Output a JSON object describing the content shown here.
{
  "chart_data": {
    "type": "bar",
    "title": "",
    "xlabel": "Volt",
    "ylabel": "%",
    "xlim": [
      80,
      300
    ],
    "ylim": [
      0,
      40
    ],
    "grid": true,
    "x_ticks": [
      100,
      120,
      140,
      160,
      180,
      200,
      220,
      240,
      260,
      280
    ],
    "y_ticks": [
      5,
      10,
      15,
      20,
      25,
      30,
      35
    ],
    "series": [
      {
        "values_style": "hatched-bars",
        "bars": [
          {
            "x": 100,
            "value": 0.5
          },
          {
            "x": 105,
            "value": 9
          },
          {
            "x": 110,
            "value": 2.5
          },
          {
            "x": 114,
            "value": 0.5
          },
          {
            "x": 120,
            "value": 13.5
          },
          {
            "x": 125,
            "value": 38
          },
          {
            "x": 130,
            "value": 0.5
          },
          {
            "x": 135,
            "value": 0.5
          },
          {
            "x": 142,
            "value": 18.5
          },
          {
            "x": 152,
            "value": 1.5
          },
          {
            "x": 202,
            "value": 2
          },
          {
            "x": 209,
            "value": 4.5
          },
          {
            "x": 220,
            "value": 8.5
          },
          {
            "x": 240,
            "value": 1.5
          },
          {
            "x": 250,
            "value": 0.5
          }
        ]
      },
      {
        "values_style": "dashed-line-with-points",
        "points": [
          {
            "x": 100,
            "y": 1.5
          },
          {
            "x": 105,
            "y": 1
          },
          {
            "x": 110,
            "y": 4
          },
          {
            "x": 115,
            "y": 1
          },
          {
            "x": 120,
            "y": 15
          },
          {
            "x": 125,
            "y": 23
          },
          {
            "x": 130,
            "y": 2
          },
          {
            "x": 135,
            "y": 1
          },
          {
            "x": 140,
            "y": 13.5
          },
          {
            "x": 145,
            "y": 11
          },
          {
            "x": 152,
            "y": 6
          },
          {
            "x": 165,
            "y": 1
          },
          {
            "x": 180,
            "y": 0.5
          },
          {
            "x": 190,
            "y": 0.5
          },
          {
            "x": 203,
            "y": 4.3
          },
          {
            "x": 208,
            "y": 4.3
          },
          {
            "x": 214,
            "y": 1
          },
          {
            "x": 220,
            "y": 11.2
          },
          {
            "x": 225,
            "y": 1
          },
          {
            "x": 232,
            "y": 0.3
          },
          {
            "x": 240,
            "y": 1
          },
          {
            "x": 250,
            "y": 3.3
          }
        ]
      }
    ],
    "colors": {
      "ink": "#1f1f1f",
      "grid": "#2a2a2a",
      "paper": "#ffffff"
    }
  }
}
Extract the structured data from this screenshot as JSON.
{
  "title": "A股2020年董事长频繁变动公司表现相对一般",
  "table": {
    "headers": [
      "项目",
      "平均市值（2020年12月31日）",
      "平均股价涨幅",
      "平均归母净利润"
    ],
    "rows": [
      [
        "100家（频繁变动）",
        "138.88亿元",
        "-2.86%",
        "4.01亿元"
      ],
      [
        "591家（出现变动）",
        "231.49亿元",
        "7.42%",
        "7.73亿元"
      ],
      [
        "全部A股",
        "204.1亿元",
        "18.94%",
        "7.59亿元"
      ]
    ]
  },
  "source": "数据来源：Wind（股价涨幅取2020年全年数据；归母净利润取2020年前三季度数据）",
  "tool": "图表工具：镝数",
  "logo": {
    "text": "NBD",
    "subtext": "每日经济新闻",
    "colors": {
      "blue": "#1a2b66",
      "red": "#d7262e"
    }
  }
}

|---|

Where a line contains the string "JSON", extract that line.

Output a JSON object describing the content shown here.
Extract the structured data from this screenshot as JSON.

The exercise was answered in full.